▶ [STATED GOAL]: Reproduce each line exactly.

--- Begin MATERIAL SHOWN ---

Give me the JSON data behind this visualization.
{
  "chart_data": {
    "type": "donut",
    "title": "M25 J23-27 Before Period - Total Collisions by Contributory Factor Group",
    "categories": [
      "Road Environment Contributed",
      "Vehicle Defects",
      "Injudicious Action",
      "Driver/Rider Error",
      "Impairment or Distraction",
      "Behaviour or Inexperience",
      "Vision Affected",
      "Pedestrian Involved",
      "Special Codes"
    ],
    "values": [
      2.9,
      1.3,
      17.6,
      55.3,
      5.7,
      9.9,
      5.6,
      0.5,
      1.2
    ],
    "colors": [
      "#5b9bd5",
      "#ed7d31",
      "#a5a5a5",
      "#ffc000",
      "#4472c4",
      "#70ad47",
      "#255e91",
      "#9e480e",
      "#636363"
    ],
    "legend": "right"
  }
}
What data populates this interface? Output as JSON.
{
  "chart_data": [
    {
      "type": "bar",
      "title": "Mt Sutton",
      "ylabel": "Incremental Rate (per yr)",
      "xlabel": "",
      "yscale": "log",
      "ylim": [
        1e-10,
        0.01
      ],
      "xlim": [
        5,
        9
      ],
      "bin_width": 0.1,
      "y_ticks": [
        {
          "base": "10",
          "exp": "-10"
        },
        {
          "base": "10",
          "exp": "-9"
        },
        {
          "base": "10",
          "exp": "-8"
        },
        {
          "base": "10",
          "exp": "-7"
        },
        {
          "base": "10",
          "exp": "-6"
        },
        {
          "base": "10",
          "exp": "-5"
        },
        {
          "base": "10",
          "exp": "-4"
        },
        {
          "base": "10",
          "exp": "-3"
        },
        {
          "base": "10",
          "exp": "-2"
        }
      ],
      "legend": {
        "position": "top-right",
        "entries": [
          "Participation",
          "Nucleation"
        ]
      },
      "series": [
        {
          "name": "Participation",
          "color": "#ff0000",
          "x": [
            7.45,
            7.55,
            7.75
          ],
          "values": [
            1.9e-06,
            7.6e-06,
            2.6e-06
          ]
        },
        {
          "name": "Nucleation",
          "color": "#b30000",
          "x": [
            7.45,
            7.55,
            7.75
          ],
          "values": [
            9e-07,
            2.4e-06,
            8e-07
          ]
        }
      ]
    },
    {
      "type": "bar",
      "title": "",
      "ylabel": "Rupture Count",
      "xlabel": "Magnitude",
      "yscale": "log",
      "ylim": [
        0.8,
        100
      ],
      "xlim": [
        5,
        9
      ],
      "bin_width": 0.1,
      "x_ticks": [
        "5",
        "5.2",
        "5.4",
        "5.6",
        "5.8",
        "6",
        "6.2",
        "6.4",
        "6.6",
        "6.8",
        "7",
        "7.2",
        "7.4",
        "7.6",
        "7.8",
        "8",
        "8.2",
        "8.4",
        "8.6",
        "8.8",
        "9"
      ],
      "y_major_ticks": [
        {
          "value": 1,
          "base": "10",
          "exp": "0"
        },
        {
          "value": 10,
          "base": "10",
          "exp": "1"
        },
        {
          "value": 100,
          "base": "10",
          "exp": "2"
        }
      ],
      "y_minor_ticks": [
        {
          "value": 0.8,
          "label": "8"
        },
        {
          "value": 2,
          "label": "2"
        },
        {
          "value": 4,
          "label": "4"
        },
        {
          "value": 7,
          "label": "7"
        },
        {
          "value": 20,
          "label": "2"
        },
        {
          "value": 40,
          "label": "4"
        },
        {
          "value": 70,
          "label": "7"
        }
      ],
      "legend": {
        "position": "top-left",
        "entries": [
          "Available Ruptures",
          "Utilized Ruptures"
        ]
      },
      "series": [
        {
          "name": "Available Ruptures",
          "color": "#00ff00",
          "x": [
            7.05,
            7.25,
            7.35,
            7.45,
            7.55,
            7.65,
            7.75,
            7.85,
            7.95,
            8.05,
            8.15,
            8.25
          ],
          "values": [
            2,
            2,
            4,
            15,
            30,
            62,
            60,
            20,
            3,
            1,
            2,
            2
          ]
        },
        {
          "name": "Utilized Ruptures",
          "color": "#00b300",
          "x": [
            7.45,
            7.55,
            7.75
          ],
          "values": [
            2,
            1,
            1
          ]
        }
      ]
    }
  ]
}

--- End MATERIAL SHOWN ---

▶ [OUTPUT FOR THIS EXERCISE]:
Give me the JSON data behind this visualization.
{
  "chart_data": {
    "type": "donut",
    "title": "M25 J23-27 Before Period - Total Collisions by Contributory Factor Group",
    "categories": [
      "Road Environment Contributed",
      "Vehicle Defects",
      "Injudicious Action",
      "Driver/Rider Error",
      "Impairment or Distraction",
      "Behaviour or Inexperience",
      "Vision Affected",
      "Pedestrian Involved",
      "Special Codes"
    ],
    "values": [
      2.9,
      1.3,
      17.6,
      55.3,
      5.7,
      9.9,
      5.6,
      0.5,
      1.2
    ],
    "colors": [
      "#5b9bd5",
      "#ed7d31",
      "#a5a5a5",
      "#ffc000",
      "#4472c4",
      "#70ad47",
      "#255e91",
      "#9e480e",
      "#636363"
    ],
    "legend": "right"
  }
}
What data populates this interface? Output as JSON.
{
  "chart_data": [
    {
      "type": "bar",
      "title": "Mt Sutton",
      "ylabel": "Incremental Rate (per yr)",
      "xlabel": "",
      "yscale": "log",
      "ylim": [
        1e-10,
        0.01
      ],
      "xlim": [
        5,
        9
      ],
      "bin_width": 0.1,
      "y_ticks": [
        {
          "base": "10",
          "exp": "-10"
        },
        {
          "base": "10",
          "exp": "-9"
        },
        {
          "base": "10",
          "exp": "-8"
        },
        {
          "base": "10",
          "exp": "-7"
        },
        {
          "base": "10",
          "exp": "-6"
        },
        {
          "base": "10",
          "exp": "-5"
        },
        {
          "base": "10",
          "exp": "-4"
        },
        {
          "base": "10",
          "exp": "-3"
        },
        {
          "base": "10",
          "exp": "-2"
        }
      ],
      "legend": {
        "position": "top-right",
        "entries": [
          "Participation",
          "Nucleation"
        ]
      },
      "series": [
        {
          "name": "Participation",
          "color": "#ff0000",
          "x": [
            7.45,
            7.55,
            7.75
          ],
          "values": [
            1.9e-06,
            7.6e-06,
            2.6e-06
          ]
        },
        {
          "name": "Nucleation",
          "color": "#b30000",
          "x": [
            7.45,
            7.55,
            7.75
          ],
          "values": [
            9e-07,
            2.4e-06,
            8e-07
          ]
        }
      ]
    },
    {
      "type": "bar",
      "title": "",
      "ylabel": "Rupture Count",
      "xlabel": "Magnitude",
      "yscale": "log",
      "ylim": [
        0.8,
        100
      ],
      "xlim": [
        5,
        9
      ],
      "bin_width": 0.1,
      "x_ticks": [
        "5",
        "5.2",
        "5.4",
        "5.6",
        "5.8",
        "6",
        "6.2",
        "6.4",
        "6.6",
        "6.8",
        "7",
        "7.2",
        "7.4",
        "7.6",
        "7.8",
        "8",
        "8.2",
        "8.4",
        "8.6",
        "8.8",
        "9"
      ],
      "y_major_ticks": [
        {
          "value": 1,
          "base": "10",
          "exp": "0"
        },
        {
          "value": 10,
          "base": "10",
          "exp": "1"
        },
        {
          "value": 100,
          "base": "10",
          "exp": "2"
        }
      ],
      "y_minor_ticks": [
        {
          "value": 0.8,
          "label": "8"
        },
        {
          "value": 2,
          "label": "2"
        },
        {
          "value": 4,
          "label": "4"
        },
        {
          "value": 7,
          "label": "7"
        },
        {
          "value": 20,
          "label": "2"
        },
        {
          "value": 40,
          "label": "4"
        },
        {
          "value": 70,
          "label": "7"
        }
      ],
      "legend": {
        "position": "top-left",
        "entries": [
          "Available Ruptures",
          "Utilized Ruptures"
        ]
      },
      "series": [
        {
          "name": "Available Ruptures",
          "color": "#00ff00",
          "x": [
            7.05,
            7.25,
            7.35,
            7.45,
            7.55,
            7.65,
            7.75,
            7.85,
            7.95,
            8.05,
            8.15,
            8.25
          ],
          "values": [
            2,
            2,
            4,
            15,
            30,
            62,
            60,
            20,
            3,
            1,
            2,
            2
          ]
        },
        {
          "name": "Utilized Ruptures",
          "color": "#00b300",
          "x": [
            7.45,
            7.55,
            7.75
          ],
          "values": [
            2,
            1,
            1
          ]
        }
      ]
    }
  ]
}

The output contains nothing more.